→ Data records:
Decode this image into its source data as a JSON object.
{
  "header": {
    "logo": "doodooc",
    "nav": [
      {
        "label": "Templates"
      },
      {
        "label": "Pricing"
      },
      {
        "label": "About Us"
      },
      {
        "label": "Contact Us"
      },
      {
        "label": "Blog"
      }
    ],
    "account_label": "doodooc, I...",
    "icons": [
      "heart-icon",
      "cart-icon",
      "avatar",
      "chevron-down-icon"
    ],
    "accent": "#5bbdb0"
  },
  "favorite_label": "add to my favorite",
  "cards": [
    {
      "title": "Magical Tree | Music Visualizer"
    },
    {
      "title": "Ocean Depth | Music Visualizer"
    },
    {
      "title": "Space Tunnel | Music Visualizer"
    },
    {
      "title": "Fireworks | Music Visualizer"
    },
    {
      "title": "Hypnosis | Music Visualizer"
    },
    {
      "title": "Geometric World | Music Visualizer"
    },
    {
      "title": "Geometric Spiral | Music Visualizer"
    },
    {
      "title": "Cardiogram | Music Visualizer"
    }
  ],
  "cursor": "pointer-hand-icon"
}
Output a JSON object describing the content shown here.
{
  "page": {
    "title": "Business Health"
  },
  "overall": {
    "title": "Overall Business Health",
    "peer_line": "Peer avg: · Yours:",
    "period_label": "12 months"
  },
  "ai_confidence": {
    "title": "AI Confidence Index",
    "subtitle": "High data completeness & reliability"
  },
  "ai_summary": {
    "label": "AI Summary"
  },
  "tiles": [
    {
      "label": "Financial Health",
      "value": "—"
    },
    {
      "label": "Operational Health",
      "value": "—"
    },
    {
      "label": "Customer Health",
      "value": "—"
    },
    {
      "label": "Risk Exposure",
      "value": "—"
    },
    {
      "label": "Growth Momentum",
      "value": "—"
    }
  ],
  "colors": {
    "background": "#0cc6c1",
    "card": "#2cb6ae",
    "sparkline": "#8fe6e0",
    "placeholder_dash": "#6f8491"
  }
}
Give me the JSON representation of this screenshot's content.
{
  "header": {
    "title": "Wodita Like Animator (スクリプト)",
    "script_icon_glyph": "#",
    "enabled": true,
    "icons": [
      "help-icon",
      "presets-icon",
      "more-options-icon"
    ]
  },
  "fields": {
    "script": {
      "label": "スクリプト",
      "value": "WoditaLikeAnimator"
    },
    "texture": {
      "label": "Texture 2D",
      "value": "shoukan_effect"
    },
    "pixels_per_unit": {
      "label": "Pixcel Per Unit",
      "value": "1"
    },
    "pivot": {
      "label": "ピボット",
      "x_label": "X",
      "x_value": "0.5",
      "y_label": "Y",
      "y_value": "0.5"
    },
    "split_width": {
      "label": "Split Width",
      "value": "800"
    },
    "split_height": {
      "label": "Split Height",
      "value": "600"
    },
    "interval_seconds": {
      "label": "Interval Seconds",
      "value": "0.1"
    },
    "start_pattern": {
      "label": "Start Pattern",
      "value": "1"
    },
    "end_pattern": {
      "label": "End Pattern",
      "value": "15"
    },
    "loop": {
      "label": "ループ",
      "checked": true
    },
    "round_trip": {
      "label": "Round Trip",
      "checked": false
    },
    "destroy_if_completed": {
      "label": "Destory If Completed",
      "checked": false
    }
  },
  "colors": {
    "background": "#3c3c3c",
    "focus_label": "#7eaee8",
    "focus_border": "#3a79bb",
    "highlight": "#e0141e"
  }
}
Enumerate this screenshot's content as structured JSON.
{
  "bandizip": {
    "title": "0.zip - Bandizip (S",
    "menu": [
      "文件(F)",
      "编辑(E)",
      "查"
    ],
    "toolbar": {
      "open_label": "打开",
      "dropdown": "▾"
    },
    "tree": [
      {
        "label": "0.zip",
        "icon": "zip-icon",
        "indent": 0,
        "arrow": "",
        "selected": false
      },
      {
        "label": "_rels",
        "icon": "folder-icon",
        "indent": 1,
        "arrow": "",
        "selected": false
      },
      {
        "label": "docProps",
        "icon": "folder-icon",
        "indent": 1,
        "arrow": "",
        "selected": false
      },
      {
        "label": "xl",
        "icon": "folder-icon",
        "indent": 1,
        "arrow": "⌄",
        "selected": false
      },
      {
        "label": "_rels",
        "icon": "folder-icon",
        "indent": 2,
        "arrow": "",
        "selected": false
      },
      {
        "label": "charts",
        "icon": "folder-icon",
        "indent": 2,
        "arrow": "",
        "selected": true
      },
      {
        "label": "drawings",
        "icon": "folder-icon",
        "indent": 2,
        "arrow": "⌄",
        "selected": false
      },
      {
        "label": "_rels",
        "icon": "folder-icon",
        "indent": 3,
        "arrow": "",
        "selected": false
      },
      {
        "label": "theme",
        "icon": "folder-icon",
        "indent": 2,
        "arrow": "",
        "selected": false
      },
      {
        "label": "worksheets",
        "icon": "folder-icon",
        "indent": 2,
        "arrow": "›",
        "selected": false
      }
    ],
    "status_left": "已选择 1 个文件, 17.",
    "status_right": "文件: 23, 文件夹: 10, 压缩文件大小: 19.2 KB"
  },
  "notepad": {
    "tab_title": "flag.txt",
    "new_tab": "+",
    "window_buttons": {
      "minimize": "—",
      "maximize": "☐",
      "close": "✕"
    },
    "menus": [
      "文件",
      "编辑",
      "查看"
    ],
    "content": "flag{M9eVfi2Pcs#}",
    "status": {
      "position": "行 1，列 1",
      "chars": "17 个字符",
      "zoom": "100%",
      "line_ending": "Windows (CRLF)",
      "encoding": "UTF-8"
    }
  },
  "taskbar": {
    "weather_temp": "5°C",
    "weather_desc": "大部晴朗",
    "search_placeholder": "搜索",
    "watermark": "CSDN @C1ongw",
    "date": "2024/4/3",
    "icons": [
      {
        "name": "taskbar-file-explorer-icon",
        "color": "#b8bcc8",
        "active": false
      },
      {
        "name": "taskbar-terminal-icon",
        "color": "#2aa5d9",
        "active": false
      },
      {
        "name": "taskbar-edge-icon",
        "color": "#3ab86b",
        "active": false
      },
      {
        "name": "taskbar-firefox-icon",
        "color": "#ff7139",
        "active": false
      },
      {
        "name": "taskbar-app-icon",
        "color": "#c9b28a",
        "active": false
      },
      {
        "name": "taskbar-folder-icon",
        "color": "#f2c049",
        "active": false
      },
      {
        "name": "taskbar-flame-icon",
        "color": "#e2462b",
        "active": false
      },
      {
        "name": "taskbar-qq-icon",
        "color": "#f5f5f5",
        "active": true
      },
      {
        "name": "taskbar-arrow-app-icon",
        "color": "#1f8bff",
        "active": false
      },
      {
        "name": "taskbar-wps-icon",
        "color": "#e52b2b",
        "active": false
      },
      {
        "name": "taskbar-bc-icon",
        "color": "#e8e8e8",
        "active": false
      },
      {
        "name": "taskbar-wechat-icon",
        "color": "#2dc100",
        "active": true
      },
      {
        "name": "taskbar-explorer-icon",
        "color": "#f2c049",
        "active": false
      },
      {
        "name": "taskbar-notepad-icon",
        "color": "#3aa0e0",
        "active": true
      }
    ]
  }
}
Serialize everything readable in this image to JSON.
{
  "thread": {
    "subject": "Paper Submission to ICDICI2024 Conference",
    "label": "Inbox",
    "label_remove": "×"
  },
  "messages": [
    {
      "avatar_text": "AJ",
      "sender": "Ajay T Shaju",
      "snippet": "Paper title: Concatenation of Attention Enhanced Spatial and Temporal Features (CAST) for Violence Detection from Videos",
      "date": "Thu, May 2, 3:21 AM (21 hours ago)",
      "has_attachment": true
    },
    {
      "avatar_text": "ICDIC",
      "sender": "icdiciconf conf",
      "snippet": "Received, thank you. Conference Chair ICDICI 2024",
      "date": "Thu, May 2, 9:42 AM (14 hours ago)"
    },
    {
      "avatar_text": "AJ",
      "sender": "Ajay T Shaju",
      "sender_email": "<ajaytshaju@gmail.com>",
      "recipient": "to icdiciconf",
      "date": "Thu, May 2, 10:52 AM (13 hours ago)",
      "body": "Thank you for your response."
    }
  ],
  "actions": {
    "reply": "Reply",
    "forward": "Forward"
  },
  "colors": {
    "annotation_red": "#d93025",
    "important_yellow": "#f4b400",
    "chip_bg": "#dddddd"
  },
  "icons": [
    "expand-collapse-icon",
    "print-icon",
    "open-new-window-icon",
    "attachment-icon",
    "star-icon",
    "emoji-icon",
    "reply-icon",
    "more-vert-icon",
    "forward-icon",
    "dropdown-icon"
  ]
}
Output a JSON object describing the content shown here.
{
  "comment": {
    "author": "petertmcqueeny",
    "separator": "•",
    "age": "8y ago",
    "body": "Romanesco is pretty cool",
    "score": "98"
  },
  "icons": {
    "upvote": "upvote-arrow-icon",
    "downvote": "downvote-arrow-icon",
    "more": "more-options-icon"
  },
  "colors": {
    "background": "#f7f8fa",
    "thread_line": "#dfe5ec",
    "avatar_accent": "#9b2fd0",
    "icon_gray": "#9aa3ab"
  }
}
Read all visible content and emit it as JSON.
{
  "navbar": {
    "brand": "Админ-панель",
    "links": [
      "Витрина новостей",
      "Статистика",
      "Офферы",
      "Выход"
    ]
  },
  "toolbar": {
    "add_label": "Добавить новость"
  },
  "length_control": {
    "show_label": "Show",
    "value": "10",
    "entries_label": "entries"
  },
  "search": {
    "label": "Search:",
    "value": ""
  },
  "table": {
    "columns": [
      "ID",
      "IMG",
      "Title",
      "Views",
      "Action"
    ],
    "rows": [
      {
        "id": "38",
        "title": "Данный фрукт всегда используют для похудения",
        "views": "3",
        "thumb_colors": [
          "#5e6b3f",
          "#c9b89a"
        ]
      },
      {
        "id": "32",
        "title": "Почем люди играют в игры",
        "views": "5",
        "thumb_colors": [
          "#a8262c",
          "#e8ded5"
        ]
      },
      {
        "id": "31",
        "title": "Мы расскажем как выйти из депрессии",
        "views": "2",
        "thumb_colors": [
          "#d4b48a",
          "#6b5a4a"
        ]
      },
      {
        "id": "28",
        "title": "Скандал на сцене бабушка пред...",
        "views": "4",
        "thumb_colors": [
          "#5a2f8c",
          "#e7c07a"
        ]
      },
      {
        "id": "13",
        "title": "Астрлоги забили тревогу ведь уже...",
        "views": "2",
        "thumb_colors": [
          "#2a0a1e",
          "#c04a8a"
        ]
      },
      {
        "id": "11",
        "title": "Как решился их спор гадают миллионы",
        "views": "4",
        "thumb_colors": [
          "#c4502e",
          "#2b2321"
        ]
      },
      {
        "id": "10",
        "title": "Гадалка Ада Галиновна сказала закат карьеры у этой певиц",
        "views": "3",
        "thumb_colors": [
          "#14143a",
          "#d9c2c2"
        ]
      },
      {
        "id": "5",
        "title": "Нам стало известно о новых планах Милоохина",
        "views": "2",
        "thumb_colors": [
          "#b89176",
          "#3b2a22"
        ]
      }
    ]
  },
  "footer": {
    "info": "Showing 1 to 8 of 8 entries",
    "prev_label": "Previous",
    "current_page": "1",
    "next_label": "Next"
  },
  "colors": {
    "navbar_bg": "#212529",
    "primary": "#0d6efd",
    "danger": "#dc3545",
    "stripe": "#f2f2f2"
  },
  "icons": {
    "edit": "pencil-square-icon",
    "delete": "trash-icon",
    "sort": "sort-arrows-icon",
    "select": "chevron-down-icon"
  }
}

→ Work required:
Identify and copy lines that hold the string "hours".

→ Worked answer:
      "date": "Thu, May 2, 3:21 AM (21 hours ago)",
      "date": "Thu, May 2, 9:42 AM (14 hours ago)"
      "date": "Thu, May 2, 10:52 AM (13 hours ago)",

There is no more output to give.